SHORT PROBLEM: Only a number is wanted: the count of lines in this listing that contain "card".

**********

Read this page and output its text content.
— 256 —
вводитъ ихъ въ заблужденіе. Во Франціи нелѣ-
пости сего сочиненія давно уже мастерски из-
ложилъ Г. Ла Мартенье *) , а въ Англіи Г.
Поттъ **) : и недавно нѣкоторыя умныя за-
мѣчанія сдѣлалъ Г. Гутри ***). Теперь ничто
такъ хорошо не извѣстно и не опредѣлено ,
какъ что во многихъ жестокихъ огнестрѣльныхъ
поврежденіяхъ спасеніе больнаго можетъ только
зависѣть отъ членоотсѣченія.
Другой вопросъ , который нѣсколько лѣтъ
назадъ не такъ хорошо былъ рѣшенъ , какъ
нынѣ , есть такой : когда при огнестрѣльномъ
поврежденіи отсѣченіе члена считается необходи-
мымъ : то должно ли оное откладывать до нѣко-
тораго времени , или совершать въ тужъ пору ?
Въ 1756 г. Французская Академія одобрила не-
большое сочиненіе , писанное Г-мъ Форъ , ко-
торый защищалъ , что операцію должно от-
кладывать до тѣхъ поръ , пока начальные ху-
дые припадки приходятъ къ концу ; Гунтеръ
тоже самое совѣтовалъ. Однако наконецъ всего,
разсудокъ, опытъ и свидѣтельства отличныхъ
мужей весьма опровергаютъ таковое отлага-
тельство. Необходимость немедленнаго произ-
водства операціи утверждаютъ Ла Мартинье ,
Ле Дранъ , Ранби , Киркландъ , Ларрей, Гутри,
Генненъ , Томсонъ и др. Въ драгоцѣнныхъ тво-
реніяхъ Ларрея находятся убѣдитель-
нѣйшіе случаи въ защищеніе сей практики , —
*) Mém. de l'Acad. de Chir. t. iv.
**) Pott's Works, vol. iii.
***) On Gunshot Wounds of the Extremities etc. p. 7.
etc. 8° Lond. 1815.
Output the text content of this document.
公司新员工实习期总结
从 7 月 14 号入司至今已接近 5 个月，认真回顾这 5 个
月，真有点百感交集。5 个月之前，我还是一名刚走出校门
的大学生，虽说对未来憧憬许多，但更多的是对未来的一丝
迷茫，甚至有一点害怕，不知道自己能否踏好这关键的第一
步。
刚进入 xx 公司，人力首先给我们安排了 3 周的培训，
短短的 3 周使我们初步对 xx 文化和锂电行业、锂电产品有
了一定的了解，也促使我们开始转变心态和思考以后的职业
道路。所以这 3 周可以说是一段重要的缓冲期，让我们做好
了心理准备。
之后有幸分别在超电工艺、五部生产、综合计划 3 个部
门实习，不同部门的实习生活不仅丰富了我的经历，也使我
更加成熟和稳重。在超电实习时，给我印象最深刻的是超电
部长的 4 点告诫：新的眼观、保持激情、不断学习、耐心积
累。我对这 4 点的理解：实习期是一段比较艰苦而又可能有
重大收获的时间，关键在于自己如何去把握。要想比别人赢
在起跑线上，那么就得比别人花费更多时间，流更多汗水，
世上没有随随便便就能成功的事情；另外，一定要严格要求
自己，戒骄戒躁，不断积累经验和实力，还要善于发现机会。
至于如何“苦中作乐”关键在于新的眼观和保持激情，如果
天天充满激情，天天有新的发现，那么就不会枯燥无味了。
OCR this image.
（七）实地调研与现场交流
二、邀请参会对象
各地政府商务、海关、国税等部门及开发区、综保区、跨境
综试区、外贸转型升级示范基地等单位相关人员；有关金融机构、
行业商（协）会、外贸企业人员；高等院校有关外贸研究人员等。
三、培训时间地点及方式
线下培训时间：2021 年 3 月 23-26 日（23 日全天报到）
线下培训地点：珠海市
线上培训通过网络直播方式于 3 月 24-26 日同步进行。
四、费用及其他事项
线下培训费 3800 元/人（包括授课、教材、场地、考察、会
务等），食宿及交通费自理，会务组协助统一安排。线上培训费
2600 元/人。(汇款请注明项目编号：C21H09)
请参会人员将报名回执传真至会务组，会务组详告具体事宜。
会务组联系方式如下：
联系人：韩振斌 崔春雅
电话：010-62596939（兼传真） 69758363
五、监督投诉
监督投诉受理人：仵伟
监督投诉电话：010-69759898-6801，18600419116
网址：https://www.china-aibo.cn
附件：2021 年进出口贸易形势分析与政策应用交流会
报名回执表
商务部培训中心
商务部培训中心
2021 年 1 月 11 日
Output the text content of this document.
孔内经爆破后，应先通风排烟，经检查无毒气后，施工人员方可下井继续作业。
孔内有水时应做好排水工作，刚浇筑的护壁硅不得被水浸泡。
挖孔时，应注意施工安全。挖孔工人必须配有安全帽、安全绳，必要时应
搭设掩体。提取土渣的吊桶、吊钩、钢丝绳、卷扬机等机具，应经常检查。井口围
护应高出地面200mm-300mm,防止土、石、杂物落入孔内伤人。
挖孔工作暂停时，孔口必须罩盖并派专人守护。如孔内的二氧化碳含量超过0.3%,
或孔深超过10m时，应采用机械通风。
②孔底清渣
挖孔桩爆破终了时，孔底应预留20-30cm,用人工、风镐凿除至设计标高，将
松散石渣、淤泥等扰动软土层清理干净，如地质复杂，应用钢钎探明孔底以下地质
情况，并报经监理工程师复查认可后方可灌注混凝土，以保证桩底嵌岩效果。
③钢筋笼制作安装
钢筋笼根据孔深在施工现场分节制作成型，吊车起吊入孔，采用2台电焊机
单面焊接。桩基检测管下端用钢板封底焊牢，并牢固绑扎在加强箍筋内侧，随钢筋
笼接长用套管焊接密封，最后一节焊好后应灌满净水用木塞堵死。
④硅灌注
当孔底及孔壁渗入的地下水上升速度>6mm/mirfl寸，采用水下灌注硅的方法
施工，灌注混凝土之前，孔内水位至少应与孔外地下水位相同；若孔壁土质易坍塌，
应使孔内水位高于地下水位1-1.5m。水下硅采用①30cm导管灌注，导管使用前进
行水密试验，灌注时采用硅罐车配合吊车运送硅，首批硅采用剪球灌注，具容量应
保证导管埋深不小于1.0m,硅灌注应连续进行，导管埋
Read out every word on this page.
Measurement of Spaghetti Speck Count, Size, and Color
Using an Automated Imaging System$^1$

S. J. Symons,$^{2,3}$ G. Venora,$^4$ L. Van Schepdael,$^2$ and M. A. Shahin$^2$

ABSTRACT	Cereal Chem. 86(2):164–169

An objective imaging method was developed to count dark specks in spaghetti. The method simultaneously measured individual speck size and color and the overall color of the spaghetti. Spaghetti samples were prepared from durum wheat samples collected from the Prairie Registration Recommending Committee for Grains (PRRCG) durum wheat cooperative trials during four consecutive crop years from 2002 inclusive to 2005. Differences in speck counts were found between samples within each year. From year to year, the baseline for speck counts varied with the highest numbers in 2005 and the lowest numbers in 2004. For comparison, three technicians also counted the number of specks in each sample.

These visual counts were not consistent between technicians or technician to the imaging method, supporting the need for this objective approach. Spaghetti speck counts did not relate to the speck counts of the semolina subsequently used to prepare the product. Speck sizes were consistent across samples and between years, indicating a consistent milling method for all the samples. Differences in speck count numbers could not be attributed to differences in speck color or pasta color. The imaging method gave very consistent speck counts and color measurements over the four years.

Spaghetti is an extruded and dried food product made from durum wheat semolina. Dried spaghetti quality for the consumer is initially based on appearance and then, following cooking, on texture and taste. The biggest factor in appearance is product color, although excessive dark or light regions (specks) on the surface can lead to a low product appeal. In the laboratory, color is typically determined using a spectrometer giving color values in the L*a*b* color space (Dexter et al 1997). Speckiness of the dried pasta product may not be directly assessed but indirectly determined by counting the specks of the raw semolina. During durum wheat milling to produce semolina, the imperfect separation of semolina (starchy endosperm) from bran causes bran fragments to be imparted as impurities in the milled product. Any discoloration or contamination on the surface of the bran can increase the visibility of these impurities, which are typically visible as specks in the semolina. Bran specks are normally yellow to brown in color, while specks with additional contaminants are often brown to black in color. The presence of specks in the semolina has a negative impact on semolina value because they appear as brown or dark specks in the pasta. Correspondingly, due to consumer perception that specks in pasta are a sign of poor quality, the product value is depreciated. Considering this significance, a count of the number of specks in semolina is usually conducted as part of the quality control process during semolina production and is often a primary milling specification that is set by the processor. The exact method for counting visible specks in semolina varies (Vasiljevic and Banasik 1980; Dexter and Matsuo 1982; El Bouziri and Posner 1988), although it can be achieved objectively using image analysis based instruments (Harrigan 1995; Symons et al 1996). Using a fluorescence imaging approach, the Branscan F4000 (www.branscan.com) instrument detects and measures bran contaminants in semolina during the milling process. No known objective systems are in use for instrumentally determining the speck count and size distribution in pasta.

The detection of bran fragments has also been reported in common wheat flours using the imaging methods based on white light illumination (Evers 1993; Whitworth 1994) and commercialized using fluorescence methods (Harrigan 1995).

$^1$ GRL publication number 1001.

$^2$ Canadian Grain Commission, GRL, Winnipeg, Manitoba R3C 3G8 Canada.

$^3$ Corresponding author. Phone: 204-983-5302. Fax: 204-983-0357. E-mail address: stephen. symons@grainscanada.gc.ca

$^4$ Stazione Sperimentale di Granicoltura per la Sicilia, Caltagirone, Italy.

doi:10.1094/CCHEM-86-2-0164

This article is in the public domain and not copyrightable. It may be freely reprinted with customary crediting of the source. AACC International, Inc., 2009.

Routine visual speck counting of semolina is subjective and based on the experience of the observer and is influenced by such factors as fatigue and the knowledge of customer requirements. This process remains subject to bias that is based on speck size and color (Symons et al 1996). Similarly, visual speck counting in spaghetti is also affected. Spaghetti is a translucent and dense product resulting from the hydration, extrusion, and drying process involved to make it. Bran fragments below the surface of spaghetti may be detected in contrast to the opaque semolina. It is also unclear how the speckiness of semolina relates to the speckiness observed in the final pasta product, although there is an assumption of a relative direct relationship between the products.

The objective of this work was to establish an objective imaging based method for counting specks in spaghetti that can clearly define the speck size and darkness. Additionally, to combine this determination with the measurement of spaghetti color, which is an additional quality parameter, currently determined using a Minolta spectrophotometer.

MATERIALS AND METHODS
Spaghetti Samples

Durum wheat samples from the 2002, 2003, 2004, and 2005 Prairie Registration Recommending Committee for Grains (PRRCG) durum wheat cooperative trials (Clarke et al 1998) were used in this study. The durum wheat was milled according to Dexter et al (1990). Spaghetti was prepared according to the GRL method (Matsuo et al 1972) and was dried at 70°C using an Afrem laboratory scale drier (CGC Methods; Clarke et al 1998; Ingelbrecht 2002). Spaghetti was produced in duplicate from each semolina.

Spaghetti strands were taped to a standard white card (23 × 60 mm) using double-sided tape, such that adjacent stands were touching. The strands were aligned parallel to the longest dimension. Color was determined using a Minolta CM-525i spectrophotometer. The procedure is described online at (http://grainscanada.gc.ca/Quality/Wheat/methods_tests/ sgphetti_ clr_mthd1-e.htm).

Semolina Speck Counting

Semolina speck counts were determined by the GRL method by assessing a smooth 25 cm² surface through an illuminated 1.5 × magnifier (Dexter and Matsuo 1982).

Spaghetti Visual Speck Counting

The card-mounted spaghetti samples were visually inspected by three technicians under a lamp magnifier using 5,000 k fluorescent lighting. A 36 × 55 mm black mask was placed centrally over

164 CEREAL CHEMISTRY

**********

RESPONSE: 2